+++ Data extract +++
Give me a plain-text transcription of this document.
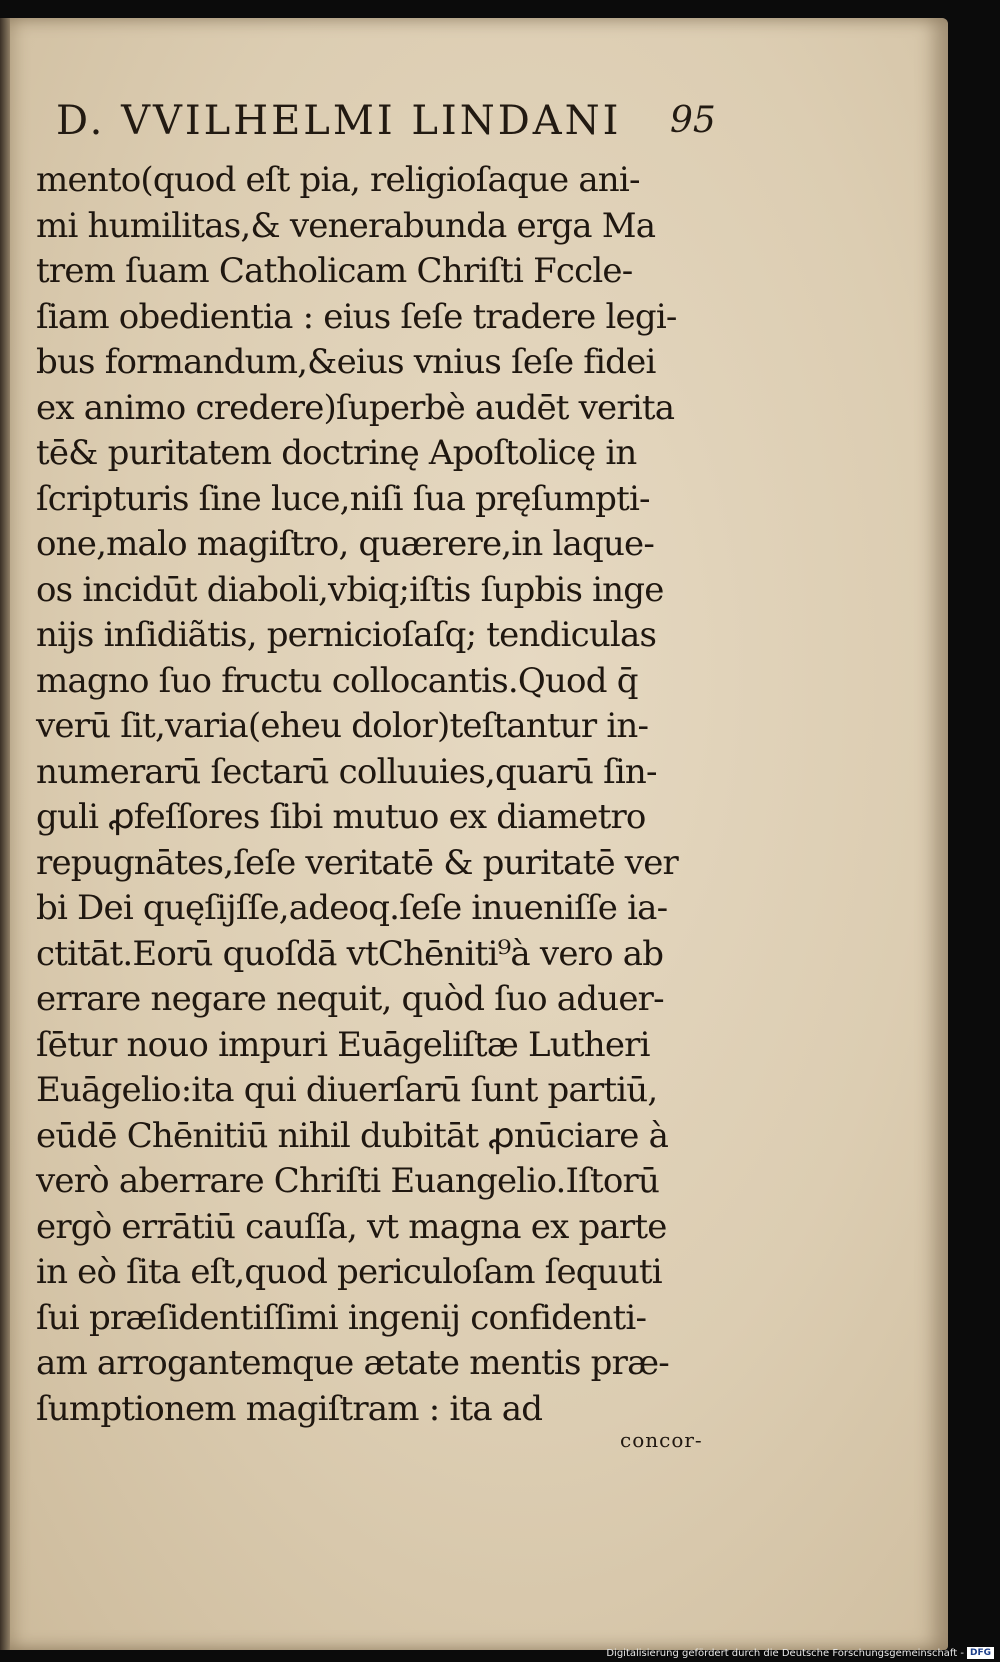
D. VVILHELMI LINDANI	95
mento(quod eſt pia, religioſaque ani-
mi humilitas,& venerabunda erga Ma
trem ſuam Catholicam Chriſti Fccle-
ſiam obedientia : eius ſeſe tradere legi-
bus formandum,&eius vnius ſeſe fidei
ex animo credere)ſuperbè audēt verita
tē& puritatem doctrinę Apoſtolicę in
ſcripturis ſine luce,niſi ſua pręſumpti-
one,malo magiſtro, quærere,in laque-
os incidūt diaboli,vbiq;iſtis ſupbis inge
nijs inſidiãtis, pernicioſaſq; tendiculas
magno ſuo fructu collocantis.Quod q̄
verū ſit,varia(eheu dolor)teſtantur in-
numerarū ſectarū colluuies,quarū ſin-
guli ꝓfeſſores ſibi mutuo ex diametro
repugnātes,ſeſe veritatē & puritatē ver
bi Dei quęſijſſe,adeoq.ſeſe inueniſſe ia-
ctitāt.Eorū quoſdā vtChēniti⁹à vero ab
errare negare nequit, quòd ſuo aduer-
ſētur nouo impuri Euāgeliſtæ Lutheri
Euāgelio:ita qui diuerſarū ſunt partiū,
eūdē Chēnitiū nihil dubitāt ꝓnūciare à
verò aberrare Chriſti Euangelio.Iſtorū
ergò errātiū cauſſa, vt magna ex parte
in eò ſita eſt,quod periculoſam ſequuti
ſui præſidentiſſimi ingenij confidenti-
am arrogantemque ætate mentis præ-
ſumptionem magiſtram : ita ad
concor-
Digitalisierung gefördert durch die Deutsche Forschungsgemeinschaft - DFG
+++
Work instructions:
Quote all of the entries word for word, omitting any pictures.

Reply to the exercise:
Give me a plain-text transcription of this document.
D. VVILHELMI LINDANI	95
mento(quod eſt pia, religioſaque ani-
mi humilitas,& venerabunda erga Ma
trem ſuam Catholicam Chriſti Fccle-
ſiam obedientia : eius ſeſe tradere legi-
bus formandum,&eius vnius ſeſe fidei
ex animo credere)ſuperbè audēt verita
tē& puritatem doctrinę Apoſtolicę in
ſcripturis ſine luce,niſi ſua pręſumpti-
one,malo magiſtro, quærere,in laque-
os incidūt diaboli,vbiq;iſtis ſupbis inge
nijs inſidiãtis, pernicioſaſq; tendiculas
magno ſuo fructu collocantis.Quod q̄
verū ſit,varia(eheu dolor)teſtantur in-
numerarū ſectarū colluuies,quarū ſin-
guli ꝓfeſſores ſibi mutuo ex diametro
repugnātes,ſeſe veritatē & puritatē ver
bi Dei quęſijſſe,adeoq.ſeſe inueniſſe ia-
ctitāt.Eorū quoſdā vtChēniti⁹à vero ab
errare negare nequit, quòd ſuo aduer-
ſētur nouo impuri Euāgeliſtæ Lutheri
Euāgelio:ita qui diuerſarū ſunt partiū,
eūdē Chēnitiū nihil dubitāt ꝓnūciare à
verò aberrare Chriſti Euangelio.Iſtorū
ergò errātiū cauſſa, vt magna ex parte
in eò ſita eſt,quod periculoſam ſequuti
ſui præſidentiſſimi ingenij confidenti-
am arrogantemque ætate mentis præ-
ſumptionem magiſtram : ita ad
concor-
Digitalisierung gefördert durch die Deutsche Forschungsgemeinschaft - DFG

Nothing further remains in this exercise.